- **EXERCISE OBJECTIVE**: Identify, in the records below, every line where the string "this" appears, and copy each such line.

- **STORED RECORDS**:
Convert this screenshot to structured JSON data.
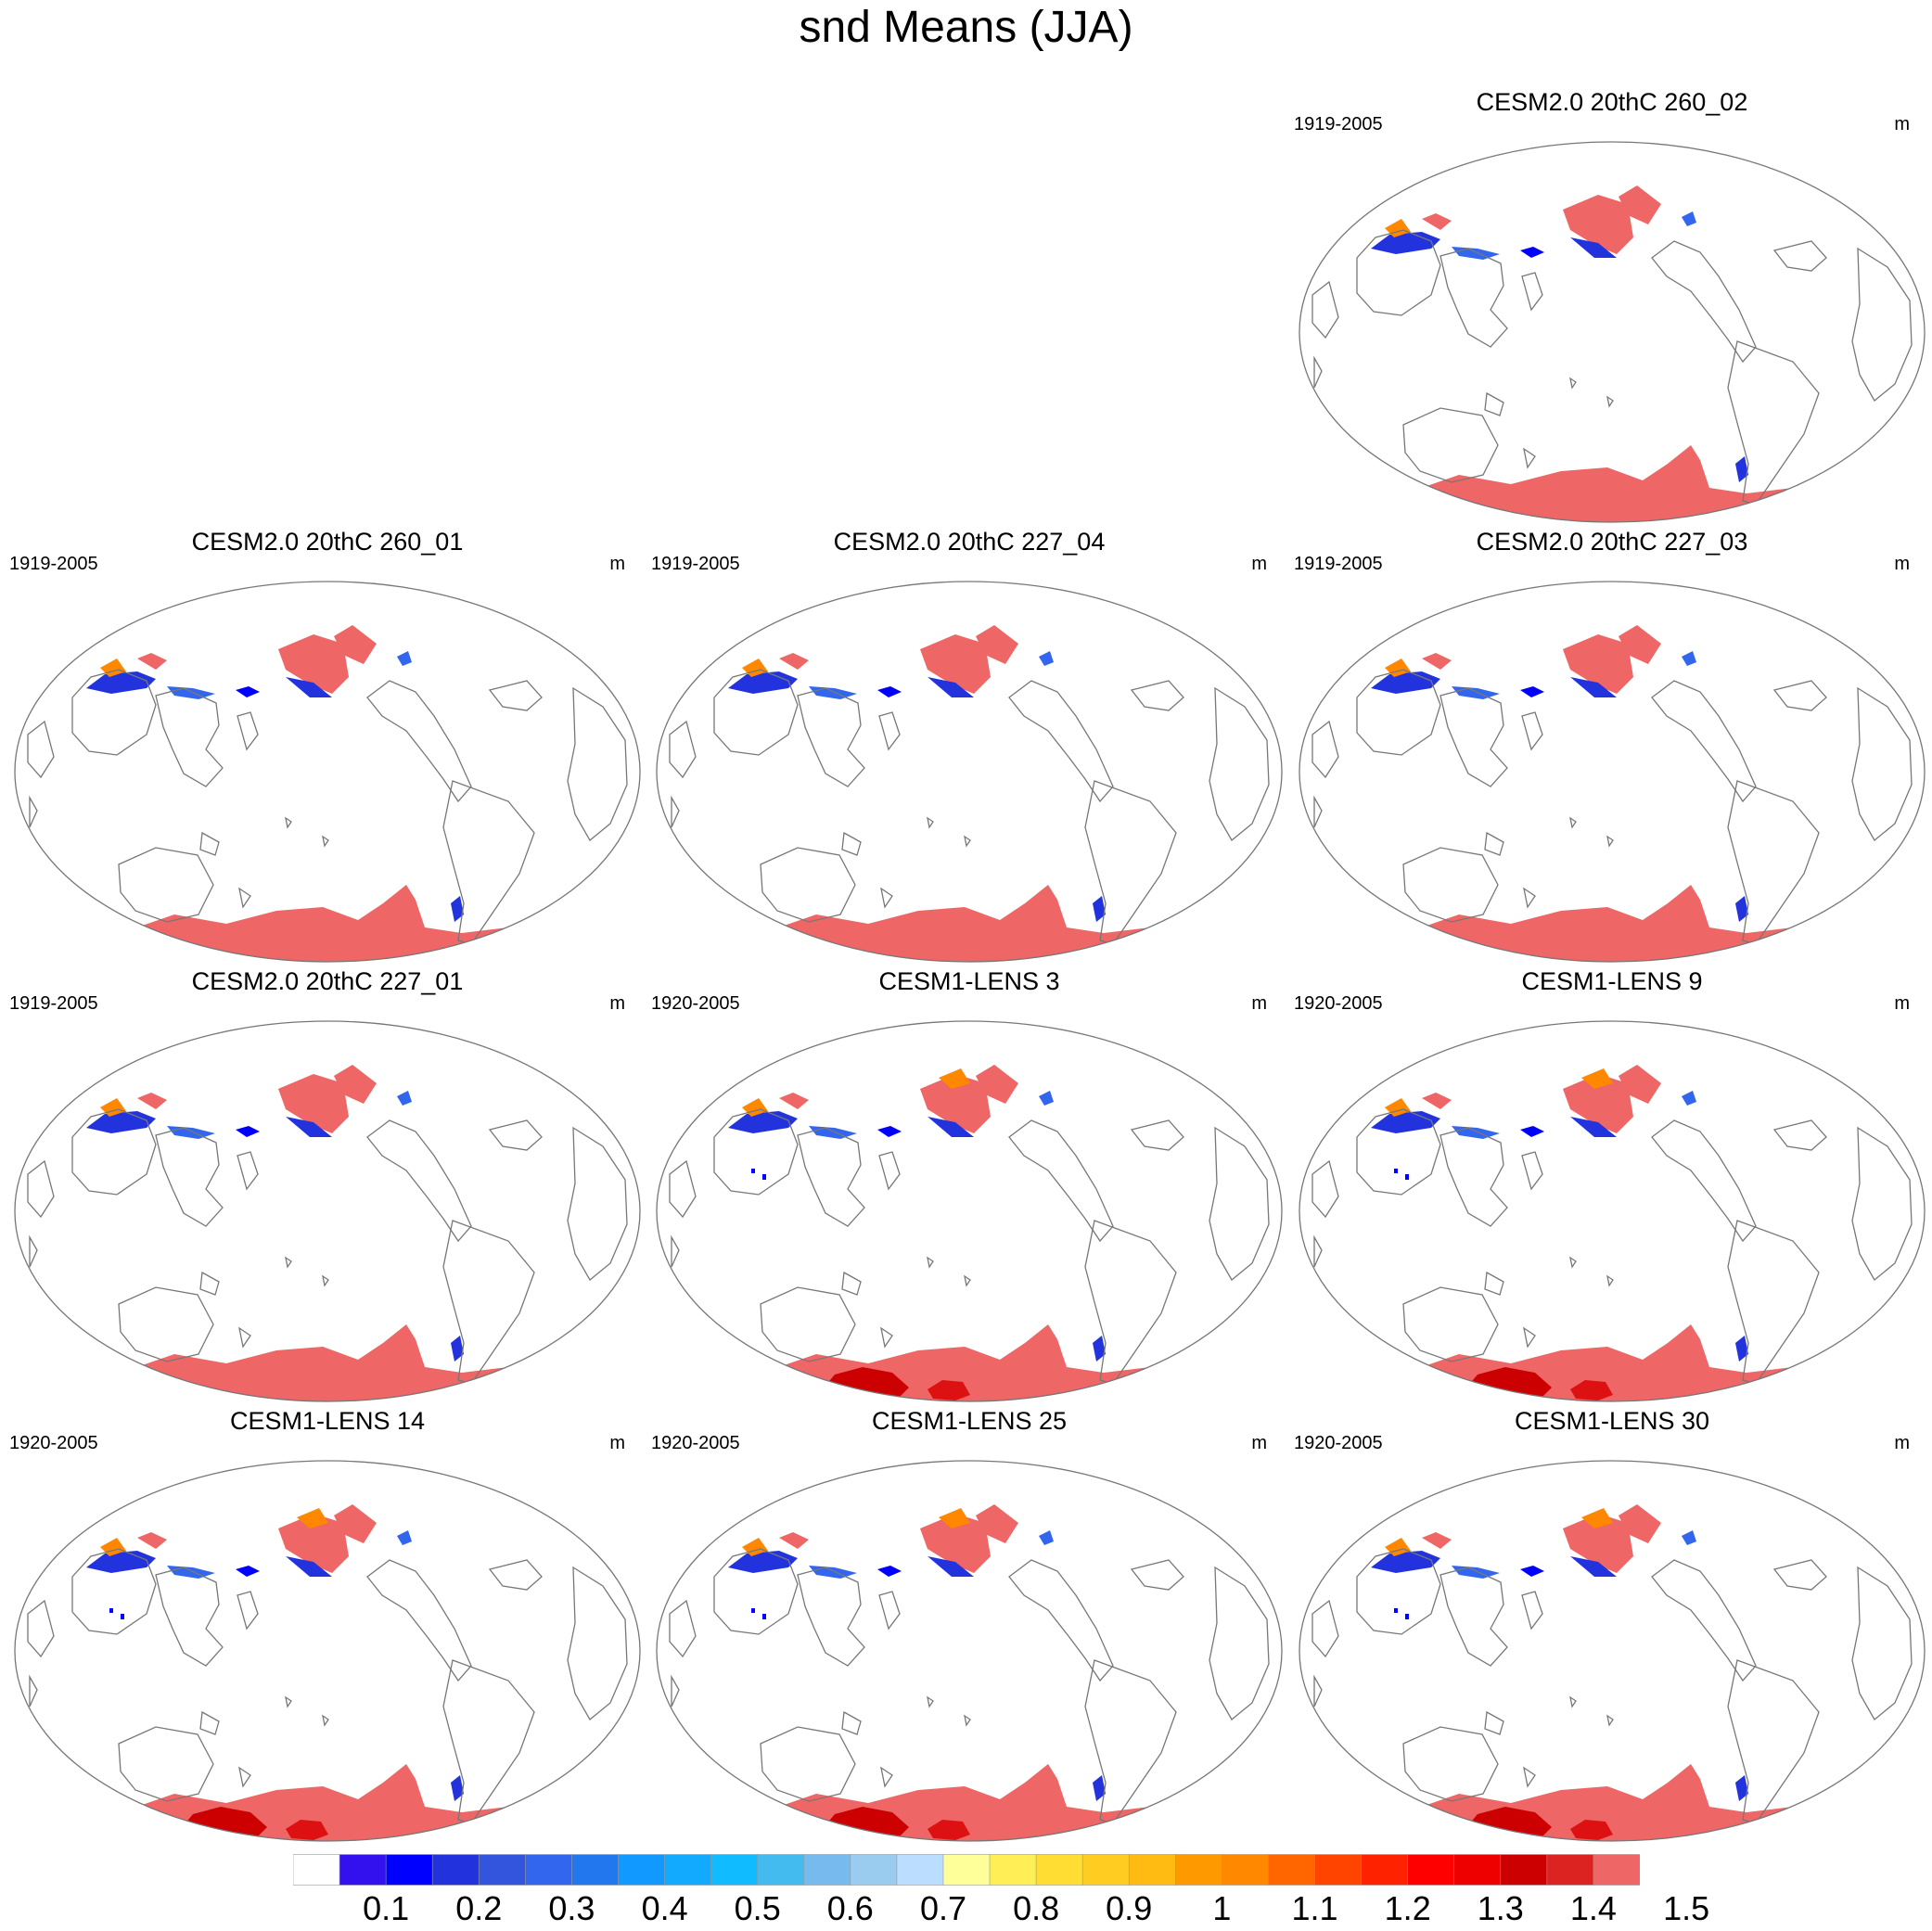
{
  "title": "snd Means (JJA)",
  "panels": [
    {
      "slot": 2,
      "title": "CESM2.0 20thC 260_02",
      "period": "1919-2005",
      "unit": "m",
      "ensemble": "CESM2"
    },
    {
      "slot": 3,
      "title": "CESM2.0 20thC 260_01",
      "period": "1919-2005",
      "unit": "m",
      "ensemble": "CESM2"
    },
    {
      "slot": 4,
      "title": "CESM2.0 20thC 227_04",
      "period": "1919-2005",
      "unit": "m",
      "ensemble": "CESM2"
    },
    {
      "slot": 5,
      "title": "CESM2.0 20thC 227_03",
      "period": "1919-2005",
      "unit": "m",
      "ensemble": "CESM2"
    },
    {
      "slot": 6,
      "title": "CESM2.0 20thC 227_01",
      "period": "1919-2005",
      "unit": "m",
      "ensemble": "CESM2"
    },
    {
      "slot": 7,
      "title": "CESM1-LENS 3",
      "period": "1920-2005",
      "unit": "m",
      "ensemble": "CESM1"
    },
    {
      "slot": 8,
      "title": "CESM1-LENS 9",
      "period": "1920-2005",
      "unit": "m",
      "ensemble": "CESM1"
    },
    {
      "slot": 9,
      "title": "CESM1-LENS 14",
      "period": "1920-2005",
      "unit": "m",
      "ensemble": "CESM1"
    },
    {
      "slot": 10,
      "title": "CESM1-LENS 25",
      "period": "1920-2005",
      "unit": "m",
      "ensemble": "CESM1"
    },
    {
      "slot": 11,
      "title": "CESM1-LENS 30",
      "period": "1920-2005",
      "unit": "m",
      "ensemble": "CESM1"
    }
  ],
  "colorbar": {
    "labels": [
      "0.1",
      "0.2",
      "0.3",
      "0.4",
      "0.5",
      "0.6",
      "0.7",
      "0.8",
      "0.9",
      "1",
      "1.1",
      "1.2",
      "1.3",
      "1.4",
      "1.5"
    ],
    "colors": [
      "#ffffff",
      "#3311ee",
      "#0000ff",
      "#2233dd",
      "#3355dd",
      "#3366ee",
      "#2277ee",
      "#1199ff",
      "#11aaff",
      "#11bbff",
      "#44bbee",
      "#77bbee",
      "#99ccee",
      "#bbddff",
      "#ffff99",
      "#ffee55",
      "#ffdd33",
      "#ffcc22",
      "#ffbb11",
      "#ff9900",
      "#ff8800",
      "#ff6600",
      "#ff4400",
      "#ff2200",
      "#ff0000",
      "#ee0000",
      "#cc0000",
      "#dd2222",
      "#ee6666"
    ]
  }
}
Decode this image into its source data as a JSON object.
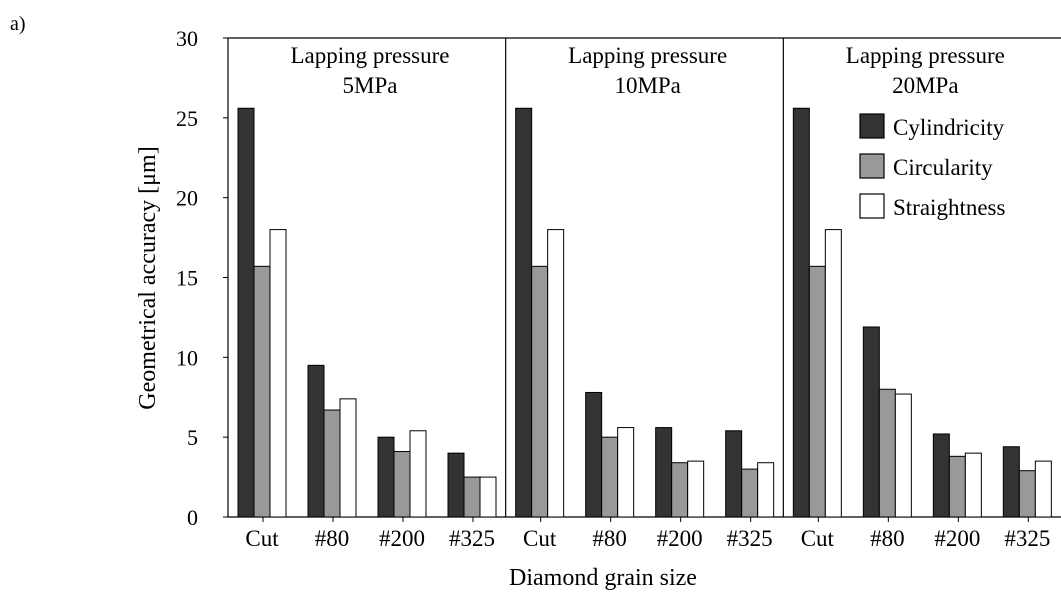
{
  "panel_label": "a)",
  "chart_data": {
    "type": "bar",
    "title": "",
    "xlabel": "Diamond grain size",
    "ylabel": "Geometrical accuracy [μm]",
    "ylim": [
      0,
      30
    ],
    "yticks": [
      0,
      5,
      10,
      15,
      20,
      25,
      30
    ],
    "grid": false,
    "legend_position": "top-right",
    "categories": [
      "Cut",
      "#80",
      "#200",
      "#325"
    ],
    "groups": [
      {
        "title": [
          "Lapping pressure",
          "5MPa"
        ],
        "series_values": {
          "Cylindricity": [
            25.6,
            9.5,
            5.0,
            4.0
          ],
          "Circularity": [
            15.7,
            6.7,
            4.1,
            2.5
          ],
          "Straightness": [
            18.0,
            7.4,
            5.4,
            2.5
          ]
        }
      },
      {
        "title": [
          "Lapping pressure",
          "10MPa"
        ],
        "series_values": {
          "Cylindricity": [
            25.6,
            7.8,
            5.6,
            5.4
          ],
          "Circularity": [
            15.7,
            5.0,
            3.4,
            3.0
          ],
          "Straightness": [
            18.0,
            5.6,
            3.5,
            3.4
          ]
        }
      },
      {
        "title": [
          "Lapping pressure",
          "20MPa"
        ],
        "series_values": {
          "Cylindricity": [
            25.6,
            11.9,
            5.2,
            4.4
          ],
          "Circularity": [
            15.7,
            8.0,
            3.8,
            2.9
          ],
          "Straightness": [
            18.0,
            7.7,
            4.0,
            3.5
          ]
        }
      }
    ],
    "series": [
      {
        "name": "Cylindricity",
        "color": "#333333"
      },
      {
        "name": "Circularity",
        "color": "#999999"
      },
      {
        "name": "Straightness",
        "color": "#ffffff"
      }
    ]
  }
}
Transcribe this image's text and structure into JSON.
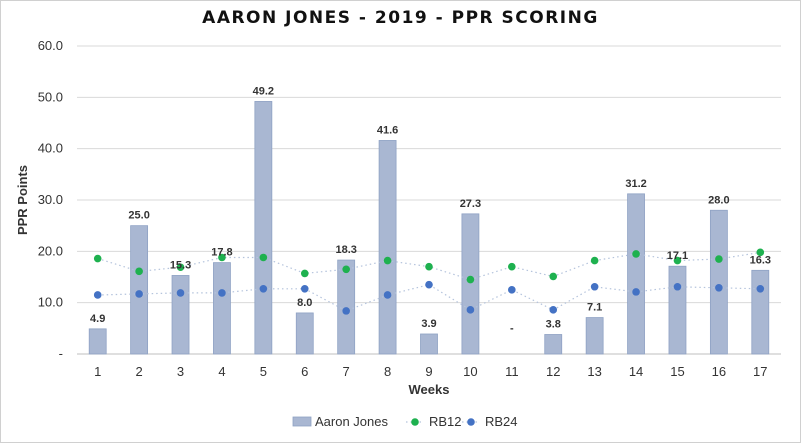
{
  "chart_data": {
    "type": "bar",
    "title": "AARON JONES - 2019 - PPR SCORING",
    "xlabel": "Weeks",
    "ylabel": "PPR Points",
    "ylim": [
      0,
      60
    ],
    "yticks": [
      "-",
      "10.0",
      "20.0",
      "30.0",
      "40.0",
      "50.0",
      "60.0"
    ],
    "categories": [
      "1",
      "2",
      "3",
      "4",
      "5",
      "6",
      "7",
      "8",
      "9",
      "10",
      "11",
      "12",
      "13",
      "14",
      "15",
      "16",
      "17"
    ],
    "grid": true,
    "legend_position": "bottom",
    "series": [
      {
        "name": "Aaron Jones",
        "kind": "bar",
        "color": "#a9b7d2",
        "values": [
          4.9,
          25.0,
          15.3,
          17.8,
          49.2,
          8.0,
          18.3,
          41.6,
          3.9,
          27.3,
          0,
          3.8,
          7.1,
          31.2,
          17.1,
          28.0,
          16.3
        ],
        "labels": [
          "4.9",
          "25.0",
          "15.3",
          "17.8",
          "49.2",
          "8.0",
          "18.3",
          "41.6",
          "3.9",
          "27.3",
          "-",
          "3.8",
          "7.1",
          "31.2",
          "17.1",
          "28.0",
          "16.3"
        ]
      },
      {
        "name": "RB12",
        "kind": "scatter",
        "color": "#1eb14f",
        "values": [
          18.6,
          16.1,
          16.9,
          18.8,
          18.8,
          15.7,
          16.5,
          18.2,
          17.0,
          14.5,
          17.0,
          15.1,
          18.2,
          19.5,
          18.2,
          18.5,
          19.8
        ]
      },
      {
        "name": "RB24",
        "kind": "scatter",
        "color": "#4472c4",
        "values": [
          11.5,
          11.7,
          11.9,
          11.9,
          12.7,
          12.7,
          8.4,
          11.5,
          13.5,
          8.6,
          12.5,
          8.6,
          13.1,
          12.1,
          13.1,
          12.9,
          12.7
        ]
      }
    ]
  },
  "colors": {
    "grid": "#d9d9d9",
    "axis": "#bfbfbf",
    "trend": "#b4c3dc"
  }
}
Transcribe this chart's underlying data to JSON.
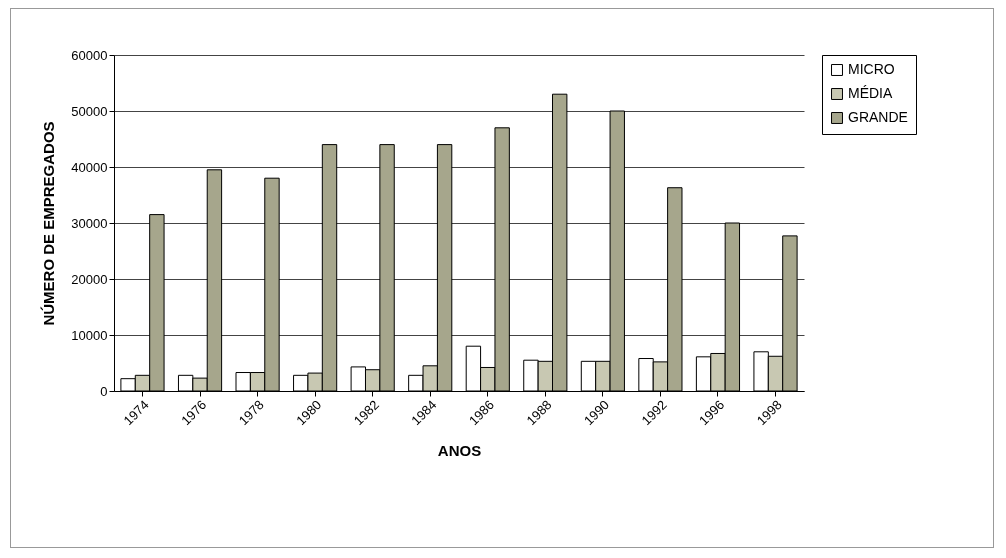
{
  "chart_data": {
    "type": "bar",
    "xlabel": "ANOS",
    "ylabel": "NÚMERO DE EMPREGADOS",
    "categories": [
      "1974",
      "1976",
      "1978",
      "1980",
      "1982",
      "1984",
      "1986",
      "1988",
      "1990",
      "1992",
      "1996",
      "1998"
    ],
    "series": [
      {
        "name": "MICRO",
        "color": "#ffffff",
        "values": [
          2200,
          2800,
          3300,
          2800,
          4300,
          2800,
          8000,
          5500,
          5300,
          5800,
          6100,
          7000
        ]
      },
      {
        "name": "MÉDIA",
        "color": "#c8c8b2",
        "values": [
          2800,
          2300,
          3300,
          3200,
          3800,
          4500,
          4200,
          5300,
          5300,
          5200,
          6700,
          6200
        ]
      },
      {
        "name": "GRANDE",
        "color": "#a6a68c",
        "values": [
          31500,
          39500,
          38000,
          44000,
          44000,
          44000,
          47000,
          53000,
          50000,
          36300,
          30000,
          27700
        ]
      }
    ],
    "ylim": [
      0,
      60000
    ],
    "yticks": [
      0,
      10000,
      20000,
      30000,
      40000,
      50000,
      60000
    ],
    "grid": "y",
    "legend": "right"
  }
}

- **WRITTEN RESPONSE**:
Convert this screenshot to structured JSON data.
Decode this image into its source data as a JSON object.
Transcribe this image's text and structure into JSON.
Transcribe this chart's underlying data to JSON.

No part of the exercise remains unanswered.